Task objective | How many lines of the data include the string "this"? State the number and nothing else.

# START OF Listed entries

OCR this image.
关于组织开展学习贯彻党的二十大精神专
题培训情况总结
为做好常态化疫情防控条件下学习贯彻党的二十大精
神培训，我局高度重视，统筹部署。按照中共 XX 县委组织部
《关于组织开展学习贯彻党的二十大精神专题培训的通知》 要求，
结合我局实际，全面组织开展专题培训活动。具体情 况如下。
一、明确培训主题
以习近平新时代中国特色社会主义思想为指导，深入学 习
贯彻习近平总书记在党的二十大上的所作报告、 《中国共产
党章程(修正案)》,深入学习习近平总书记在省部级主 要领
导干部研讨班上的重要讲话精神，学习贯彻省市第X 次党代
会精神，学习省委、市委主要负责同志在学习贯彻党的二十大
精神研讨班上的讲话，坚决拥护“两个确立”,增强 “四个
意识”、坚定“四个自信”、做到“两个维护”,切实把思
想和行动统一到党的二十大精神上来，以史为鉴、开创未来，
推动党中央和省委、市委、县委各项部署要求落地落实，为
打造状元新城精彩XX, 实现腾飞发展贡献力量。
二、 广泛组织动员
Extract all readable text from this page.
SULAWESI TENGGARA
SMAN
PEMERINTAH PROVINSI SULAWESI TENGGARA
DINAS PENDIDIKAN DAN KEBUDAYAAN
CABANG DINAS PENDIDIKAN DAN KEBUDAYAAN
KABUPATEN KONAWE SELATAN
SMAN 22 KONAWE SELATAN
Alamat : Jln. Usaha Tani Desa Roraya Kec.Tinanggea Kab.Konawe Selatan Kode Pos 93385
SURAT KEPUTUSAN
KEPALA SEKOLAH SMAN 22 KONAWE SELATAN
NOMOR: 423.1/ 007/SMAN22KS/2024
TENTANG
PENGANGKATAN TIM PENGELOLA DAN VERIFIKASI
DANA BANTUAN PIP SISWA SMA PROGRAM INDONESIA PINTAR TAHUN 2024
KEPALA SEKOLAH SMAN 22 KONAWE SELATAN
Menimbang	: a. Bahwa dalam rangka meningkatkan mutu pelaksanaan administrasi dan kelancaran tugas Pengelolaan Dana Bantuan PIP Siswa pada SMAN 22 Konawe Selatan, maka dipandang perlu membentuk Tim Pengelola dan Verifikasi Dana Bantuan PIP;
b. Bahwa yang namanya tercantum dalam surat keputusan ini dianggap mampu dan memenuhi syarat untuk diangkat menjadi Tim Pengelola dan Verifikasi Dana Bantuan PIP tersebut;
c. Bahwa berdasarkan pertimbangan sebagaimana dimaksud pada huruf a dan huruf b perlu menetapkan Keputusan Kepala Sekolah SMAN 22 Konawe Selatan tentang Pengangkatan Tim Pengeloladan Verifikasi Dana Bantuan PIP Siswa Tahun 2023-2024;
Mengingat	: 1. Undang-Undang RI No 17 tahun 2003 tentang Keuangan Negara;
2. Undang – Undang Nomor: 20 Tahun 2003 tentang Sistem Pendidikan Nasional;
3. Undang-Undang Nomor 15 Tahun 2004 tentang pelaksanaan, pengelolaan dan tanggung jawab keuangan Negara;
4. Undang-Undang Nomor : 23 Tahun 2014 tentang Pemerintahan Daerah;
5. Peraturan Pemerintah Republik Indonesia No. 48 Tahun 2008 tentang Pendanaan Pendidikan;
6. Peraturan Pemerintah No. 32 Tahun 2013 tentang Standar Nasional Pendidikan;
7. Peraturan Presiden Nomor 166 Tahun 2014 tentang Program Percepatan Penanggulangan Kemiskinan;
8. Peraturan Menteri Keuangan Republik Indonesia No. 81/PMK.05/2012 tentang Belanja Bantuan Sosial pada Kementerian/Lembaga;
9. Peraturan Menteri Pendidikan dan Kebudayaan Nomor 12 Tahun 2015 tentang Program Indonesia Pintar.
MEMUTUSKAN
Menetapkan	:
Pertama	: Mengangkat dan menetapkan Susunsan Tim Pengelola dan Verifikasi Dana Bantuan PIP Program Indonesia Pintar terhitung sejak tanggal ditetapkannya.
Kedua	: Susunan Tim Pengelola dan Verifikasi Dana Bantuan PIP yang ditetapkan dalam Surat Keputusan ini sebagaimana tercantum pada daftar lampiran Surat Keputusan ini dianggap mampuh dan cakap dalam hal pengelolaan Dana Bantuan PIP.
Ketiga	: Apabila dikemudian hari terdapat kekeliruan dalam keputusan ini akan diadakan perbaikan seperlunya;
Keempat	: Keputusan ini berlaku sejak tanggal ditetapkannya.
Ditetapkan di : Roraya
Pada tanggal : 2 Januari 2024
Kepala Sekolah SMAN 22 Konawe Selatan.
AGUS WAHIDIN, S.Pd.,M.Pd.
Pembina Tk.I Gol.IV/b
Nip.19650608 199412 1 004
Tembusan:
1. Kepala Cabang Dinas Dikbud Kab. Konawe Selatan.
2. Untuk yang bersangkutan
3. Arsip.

# END OF Listed entries
# START OF Listed entries

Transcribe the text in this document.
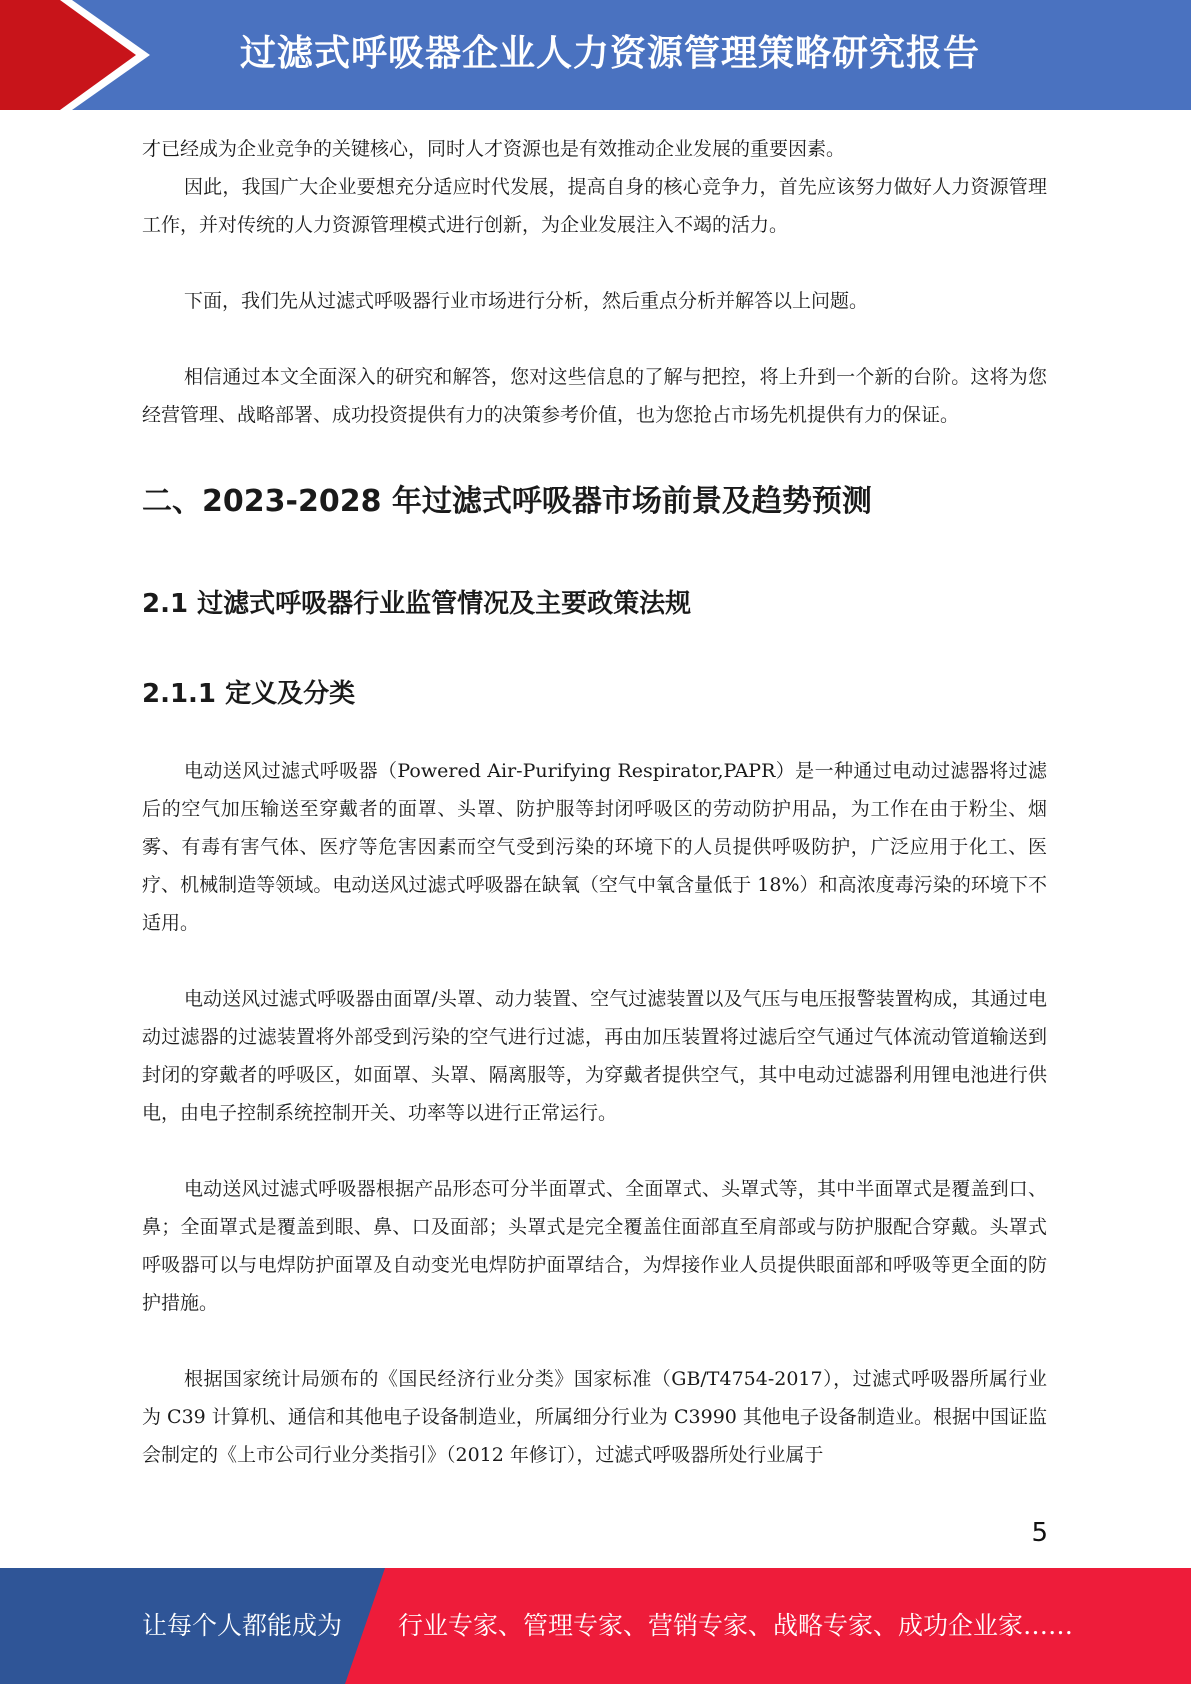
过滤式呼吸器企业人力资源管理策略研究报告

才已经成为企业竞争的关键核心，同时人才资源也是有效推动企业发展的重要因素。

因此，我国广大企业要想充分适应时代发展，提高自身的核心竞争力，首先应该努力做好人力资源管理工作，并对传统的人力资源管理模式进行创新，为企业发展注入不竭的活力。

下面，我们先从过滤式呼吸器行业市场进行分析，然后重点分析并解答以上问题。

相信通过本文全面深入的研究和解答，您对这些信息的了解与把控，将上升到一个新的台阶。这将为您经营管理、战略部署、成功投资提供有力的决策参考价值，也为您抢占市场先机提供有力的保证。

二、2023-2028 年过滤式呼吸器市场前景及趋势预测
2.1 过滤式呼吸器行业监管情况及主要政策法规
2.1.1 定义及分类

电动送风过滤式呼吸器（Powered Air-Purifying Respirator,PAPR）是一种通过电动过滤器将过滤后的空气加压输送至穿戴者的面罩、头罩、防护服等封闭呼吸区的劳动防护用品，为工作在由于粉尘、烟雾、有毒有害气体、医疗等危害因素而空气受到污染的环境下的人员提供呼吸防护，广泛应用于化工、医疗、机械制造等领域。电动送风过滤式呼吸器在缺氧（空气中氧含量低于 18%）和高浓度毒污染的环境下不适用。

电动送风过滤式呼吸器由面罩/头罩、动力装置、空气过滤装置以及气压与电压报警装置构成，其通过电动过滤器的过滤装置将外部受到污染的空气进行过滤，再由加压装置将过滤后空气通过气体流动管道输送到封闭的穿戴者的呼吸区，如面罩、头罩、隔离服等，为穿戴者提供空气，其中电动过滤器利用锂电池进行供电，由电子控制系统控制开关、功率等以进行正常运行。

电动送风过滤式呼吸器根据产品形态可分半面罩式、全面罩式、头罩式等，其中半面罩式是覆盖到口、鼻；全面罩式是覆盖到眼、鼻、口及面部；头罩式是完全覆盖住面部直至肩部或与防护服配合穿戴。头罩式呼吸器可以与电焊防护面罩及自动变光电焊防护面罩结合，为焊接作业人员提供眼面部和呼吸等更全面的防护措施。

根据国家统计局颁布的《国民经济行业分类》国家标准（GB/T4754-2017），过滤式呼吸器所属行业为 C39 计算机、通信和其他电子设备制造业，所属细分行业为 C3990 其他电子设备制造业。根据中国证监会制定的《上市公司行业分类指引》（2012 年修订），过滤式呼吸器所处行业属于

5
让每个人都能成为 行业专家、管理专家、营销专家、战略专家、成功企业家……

# END OF Listed entries
# START OF Listed entries

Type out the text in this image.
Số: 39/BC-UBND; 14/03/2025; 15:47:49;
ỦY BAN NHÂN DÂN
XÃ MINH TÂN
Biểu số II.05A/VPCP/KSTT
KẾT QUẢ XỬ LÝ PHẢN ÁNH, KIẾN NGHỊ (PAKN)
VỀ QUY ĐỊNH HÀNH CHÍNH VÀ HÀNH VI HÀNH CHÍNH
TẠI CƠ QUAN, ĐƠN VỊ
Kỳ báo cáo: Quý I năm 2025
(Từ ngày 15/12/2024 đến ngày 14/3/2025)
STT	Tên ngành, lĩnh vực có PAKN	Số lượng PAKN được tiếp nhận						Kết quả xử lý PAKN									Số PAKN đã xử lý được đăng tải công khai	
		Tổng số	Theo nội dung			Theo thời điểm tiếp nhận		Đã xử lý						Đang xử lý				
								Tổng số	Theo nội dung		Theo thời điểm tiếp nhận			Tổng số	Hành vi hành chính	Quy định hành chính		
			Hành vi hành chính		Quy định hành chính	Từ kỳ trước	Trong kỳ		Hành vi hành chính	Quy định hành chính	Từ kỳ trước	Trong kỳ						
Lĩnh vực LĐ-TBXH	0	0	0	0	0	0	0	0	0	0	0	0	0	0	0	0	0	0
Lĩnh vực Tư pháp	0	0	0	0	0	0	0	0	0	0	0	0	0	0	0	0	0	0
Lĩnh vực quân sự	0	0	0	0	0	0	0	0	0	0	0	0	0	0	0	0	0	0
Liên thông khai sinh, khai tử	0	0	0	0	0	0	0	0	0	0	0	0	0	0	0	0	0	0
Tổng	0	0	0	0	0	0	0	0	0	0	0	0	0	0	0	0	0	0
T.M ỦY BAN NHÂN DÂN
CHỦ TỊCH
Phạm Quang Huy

# END OF Listed entries

Expected answer | 4